PROBLEM REQUIREMENTS => Bring together all lines of the material below that contain the string "JSON".

*** INPUT ROWS ***

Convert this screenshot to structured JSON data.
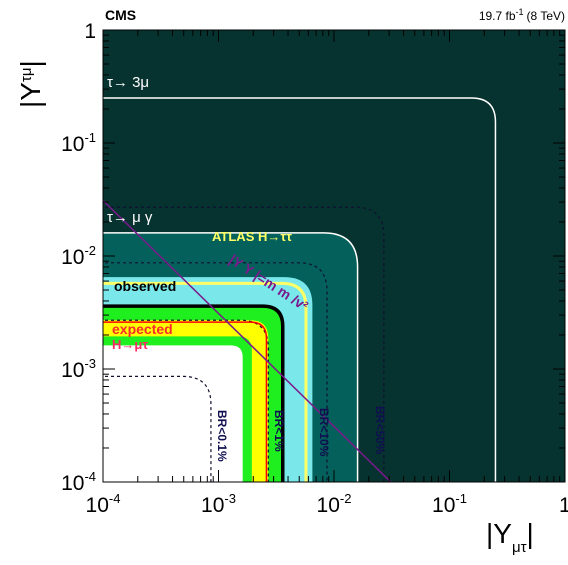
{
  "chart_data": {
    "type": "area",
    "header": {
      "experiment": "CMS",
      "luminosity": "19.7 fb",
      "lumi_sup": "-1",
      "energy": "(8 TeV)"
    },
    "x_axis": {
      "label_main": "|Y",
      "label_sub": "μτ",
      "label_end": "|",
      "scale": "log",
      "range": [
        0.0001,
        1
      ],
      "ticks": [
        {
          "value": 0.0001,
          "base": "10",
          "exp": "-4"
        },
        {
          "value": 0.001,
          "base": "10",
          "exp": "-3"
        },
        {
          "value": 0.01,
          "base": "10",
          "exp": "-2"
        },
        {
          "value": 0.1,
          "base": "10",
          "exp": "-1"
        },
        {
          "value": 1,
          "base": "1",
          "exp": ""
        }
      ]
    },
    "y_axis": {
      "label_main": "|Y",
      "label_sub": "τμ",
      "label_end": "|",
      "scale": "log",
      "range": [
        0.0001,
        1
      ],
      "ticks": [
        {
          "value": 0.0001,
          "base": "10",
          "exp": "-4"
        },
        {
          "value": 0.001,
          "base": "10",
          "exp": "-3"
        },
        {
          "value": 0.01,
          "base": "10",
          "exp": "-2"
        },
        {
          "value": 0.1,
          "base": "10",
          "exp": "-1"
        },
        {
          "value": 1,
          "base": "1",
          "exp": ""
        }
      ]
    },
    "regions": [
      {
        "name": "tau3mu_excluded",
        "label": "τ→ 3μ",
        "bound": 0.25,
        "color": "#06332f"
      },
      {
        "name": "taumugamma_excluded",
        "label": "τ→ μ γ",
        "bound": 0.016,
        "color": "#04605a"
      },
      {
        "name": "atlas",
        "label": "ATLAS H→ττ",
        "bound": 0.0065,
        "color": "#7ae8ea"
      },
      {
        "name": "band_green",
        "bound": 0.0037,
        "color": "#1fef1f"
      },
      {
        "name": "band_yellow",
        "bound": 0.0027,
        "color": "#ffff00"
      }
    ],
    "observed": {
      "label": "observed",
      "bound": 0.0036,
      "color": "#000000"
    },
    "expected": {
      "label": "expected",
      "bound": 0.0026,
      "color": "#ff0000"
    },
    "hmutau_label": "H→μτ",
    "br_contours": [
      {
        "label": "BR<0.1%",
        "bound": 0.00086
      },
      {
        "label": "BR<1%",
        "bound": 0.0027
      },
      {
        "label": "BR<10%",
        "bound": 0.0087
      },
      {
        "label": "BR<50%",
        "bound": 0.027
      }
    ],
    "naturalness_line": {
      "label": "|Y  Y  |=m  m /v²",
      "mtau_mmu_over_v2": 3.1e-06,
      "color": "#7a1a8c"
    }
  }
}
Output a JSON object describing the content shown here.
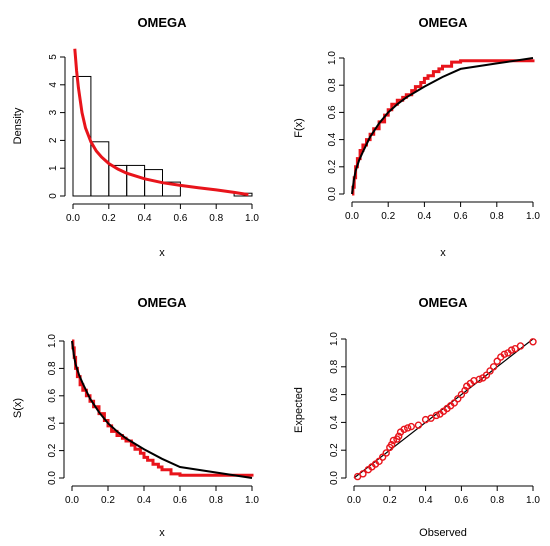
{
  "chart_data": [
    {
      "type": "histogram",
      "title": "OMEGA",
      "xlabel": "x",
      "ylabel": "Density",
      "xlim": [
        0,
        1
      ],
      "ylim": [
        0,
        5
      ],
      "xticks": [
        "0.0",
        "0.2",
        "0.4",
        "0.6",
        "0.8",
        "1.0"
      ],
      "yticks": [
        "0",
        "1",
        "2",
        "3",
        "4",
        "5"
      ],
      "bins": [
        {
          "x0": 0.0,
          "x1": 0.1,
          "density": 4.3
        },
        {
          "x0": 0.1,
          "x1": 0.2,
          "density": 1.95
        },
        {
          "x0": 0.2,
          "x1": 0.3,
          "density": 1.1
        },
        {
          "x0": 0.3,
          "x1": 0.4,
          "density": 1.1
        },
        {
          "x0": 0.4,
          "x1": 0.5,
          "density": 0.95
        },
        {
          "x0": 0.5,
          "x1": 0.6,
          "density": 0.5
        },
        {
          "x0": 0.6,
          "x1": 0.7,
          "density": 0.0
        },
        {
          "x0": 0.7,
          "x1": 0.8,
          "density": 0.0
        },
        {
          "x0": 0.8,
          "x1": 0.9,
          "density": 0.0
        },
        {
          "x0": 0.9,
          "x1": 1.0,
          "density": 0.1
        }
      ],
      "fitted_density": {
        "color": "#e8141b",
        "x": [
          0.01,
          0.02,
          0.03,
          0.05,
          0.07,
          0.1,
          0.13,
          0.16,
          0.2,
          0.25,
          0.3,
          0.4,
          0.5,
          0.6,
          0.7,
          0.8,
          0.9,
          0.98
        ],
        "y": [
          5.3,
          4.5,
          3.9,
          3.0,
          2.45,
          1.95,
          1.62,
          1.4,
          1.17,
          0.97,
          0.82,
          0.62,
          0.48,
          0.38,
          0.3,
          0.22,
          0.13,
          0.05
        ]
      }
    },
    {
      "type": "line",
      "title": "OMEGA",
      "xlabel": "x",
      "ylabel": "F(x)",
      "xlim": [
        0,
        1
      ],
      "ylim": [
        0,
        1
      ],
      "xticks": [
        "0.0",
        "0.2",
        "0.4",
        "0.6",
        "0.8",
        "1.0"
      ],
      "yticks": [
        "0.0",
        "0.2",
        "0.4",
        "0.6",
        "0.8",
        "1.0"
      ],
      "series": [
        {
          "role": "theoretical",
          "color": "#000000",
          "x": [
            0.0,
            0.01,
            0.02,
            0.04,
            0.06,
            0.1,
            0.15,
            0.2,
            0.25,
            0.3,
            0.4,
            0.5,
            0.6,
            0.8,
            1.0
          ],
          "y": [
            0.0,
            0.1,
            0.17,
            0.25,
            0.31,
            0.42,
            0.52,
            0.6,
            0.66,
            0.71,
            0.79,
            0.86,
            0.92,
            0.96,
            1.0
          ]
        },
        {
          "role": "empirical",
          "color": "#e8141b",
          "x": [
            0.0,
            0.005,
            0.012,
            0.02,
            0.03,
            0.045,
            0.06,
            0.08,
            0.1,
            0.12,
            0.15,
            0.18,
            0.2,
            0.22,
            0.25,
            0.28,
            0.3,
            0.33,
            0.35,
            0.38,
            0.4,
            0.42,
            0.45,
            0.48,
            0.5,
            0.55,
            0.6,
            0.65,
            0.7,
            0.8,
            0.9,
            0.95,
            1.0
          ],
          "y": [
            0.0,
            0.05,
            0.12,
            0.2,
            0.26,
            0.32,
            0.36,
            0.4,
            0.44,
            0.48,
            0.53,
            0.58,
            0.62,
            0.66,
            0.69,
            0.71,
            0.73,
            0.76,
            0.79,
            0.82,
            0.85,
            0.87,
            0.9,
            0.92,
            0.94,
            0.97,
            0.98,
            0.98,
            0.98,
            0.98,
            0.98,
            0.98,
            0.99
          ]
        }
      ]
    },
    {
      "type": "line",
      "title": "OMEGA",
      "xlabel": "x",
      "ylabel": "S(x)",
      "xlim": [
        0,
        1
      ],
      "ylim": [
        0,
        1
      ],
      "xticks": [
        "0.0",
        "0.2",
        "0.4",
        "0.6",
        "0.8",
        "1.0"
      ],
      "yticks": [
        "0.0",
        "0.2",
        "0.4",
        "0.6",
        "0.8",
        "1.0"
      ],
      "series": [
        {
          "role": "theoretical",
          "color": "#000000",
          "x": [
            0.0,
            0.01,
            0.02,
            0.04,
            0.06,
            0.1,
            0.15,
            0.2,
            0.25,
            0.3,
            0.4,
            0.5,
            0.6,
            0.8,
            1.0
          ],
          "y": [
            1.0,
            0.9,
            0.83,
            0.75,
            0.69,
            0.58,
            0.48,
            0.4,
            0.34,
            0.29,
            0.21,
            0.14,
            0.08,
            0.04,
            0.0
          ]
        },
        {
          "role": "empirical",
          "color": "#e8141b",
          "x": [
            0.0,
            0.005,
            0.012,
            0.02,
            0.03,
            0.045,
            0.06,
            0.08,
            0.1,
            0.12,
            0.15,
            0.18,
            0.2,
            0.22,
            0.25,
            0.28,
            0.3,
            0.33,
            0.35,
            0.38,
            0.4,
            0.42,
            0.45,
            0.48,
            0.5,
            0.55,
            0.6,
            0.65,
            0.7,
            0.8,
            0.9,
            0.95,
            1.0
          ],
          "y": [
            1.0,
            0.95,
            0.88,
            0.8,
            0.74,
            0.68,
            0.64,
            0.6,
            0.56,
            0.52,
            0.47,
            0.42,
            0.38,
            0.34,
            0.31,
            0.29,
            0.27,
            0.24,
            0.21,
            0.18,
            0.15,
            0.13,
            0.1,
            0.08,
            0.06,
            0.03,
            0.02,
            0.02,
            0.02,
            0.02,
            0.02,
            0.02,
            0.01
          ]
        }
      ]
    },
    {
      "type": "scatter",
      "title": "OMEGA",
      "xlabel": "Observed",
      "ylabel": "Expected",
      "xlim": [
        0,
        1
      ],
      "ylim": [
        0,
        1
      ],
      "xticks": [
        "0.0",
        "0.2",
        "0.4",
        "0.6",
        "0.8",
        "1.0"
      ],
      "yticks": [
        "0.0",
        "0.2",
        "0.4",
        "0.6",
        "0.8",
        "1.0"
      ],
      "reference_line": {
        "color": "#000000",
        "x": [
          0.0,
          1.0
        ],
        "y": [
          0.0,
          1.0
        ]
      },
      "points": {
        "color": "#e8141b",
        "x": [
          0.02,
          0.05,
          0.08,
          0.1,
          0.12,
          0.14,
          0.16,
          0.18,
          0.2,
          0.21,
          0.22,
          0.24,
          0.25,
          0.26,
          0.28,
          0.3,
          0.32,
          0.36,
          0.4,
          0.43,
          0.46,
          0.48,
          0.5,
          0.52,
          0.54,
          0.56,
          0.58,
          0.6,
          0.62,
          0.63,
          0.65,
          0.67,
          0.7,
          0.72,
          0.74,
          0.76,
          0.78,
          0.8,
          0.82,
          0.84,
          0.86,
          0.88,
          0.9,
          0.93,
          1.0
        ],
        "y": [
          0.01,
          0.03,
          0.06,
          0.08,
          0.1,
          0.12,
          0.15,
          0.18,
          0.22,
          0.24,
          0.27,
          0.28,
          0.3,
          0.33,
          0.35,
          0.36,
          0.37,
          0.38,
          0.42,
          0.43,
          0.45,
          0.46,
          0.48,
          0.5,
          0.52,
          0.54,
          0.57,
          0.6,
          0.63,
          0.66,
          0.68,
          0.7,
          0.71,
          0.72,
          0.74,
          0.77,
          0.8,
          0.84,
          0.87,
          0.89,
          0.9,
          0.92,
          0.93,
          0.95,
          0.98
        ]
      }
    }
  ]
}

***

RESULT FOR THIS EXERCISE =>
Convert this screenshot to structured JSON data.
Output a JSON object describing the content shown here.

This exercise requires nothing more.